GIVEN PROBLEM: The listing beneath should be written out in full, exactly as shown.

RECORDS FOR THIS EXERCISE:
==============================
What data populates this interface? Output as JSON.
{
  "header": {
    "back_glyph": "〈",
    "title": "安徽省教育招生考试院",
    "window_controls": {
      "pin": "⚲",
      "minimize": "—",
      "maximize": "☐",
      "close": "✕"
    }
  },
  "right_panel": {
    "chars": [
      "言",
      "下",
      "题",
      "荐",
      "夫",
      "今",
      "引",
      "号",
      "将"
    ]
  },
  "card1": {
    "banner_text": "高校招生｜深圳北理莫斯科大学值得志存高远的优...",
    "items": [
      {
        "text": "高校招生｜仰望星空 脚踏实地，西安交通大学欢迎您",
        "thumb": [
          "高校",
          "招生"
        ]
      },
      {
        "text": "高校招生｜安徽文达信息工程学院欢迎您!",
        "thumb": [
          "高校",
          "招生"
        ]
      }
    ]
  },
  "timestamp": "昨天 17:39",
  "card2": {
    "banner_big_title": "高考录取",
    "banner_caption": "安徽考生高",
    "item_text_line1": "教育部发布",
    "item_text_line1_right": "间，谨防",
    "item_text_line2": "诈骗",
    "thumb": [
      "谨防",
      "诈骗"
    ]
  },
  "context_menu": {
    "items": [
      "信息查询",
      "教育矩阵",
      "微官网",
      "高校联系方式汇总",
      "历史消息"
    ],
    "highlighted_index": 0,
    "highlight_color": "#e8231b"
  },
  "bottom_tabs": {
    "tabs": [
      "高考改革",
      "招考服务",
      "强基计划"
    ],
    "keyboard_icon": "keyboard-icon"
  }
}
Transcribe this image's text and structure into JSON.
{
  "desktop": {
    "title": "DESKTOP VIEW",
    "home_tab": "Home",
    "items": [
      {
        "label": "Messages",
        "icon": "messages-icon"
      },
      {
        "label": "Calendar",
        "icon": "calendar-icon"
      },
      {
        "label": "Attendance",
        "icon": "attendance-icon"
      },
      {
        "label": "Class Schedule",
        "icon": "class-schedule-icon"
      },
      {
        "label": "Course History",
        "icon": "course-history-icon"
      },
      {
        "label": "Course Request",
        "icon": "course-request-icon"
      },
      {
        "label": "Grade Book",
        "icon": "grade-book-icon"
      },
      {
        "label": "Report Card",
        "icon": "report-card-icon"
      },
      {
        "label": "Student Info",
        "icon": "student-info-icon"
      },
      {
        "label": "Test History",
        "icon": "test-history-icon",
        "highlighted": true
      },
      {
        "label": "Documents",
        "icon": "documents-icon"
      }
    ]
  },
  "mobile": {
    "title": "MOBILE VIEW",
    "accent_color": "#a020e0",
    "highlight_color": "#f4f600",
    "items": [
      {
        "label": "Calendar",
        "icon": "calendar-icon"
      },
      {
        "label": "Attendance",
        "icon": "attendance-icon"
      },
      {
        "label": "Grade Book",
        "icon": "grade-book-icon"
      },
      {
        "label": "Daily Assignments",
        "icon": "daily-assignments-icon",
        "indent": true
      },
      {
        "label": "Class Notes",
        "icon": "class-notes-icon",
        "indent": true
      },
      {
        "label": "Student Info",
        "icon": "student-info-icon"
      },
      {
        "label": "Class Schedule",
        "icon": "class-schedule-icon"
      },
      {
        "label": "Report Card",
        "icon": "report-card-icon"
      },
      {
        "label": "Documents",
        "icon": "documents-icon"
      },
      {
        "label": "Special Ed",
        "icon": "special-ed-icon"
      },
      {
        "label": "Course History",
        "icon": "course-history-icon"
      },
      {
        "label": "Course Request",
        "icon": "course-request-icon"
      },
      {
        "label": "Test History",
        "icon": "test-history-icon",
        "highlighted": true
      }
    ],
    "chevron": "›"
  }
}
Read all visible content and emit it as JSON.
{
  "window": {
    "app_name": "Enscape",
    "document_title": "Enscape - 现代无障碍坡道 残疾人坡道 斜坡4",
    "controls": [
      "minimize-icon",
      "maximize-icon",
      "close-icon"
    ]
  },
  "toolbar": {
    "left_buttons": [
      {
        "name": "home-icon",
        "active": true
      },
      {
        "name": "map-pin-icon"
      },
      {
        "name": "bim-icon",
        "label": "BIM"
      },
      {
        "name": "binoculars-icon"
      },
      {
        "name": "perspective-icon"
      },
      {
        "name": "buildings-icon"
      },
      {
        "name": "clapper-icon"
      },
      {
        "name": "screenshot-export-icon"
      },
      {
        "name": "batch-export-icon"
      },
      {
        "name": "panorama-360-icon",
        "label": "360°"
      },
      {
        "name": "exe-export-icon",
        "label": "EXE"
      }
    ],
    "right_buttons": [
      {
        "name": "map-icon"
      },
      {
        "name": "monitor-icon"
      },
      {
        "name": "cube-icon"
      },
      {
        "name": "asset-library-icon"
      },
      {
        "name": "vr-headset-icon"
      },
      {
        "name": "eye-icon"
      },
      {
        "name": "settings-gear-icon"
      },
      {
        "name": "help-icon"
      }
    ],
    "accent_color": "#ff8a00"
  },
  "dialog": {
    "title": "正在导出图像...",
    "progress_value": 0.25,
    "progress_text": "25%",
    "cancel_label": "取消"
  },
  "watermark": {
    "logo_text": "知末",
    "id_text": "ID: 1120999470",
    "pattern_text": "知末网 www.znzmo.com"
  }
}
==============================
COMPLETED EXERCISE:
What data populates this interface? Output as JSON.
{
  "header": {
    "back_glyph": "〈",
    "title": "安徽省教育招生考试院",
    "window_controls": {
      "pin": "⚲",
      "minimize": "—",
      "maximize": "☐",
      "close": "✕"
    }
  },
  "right_panel": {
    "chars": [
      "言",
      "下",
      "题",
      "荐",
      "夫",
      "今",
      "引",
      "号",
      "将"
    ]
  },
  "card1": {
    "banner_text": "高校招生｜深圳北理莫斯科大学值得志存高远的优...",
    "items": [
      {
        "text": "高校招生｜仰望星空 脚踏实地，西安交通大学欢迎您",
        "thumb": [
          "高校",
          "招生"
        ]
      },
      {
        "text": "高校招生｜安徽文达信息工程学院欢迎您!",
        "thumb": [
          "高校",
          "招生"
        ]
      }
    ]
  },
  "timestamp": "昨天 17:39",
  "card2": {
    "banner_big_title": "高考录取",
    "banner_caption": "安徽考生高",
    "item_text_line1": "教育部发布",
    "item_text_line1_right": "间，谨防",
    "item_text_line2": "诈骗",
    "thumb": [
      "谨防",
      "诈骗"
    ]
  },
  "context_menu": {
    "items": [
      "信息查询",
      "教育矩阵",
      "微官网",
      "高校联系方式汇总",
      "历史消息"
    ],
    "highlighted_index": 0,
    "highlight_color": "#e8231b"
  },
  "bottom_tabs": {
    "tabs": [
      "高考改革",
      "招考服务",
      "强基计划"
    ],
    "keyboard_icon": "keyboard-icon"
  }
}
Transcribe this image's text and structure into JSON.
{
  "desktop": {
    "title": "DESKTOP VIEW",
    "home_tab": "Home",
    "items": [
      {
        "label": "Messages",
        "icon": "messages-icon"
      },
      {
        "label": "Calendar",
        "icon": "calendar-icon"
      },
      {
        "label": "Attendance",
        "icon": "attendance-icon"
      },
      {
        "label": "Class Schedule",
        "icon": "class-schedule-icon"
      },
      {
        "label": "Course History",
        "icon": "course-history-icon"
      },
      {
        "label": "Course Request",
        "icon": "course-request-icon"
      },
      {
        "label": "Grade Book",
        "icon": "grade-book-icon"
      },
      {
        "label": "Report Card",
        "icon": "report-card-icon"
      },
      {
        "label": "Student Info",
        "icon": "student-info-icon"
      },
      {
        "label": "Test History",
        "icon": "test-history-icon",
        "highlighted": true
      },
      {
        "label": "Documents",
        "icon": "documents-icon"
      }
    ]
  },
  "mobile": {
    "title": "MOBILE VIEW",
    "accent_color": "#a020e0",
    "highlight_color": "#f4f600",
    "items": [
      {
        "label": "Calendar",
        "icon": "calendar-icon"
      },
      {
        "label": "Attendance",
        "icon": "attendance-icon"
      },
      {
        "label": "Grade Book",
        "icon": "grade-book-icon"
      },
      {
        "label": "Daily Assignments",
        "icon": "daily-assignments-icon",
        "indent": true
      },
      {
        "label": "Class Notes",
        "icon": "class-notes-icon",
        "indent": true
      },
      {
        "label": "Student Info",
        "icon": "student-info-icon"
      },
      {
        "label": "Class Schedule",
        "icon": "class-schedule-icon"
      },
      {
        "label": "Report Card",
        "icon": "report-card-icon"
      },
      {
        "label": "Documents",
        "icon": "documents-icon"
      },
      {
        "label": "Special Ed",
        "icon": "special-ed-icon"
      },
      {
        "label": "Course History",
        "icon": "course-history-icon"
      },
      {
        "label": "Course Request",
        "icon": "course-request-icon"
      },
      {
        "label": "Test History",
        "icon": "test-history-icon",
        "highlighted": true
      }
    ],
    "chevron": "›"
  }
}
Read all visible content and emit it as JSON.
{
  "window": {
    "app_name": "Enscape",
    "document_title": "Enscape - 现代无障碍坡道 残疾人坡道 斜坡4",
    "controls": [
      "minimize-icon",
      "maximize-icon",
      "close-icon"
    ]
  },
  "toolbar": {
    "left_buttons": [
      {
        "name": "home-icon",
        "active": true
      },
      {
        "name": "map-pin-icon"
      },
      {
        "name": "bim-icon",
        "label": "BIM"
      },
      {
        "name": "binoculars-icon"
      },
      {
        "name": "perspective-icon"
      },
      {
        "name": "buildings-icon"
      },
      {
        "name": "clapper-icon"
      },
      {
        "name": "screenshot-export-icon"
      },
      {
        "name": "batch-export-icon"
      },
      {
        "name": "panorama-360-icon",
        "label": "360°"
      },
      {
        "name": "exe-export-icon",
        "label": "EXE"
      }
    ],
    "right_buttons": [
      {
        "name": "map-icon"
      },
      {
        "name": "monitor-icon"
      },
      {
        "name": "cube-icon"
      },
      {
        "name": "asset-library-icon"
      },
      {
        "name": "vr-headset-icon"
      },
      {
        "name": "eye-icon"
      },
      {
        "name": "settings-gear-icon"
      },
      {
        "name": "help-icon"
      }
    ],
    "accent_color": "#ff8a00"
  },
  "dialog": {
    "title": "正在导出图像...",
    "progress_value": 0.25,
    "progress_text": "25%",
    "cancel_label": "取消"
  },
  "watermark": {
    "logo_text": "知末",
    "id_text": "ID: 1120999470",
    "pattern_text": "知末网 www.znzmo.com"
  }
}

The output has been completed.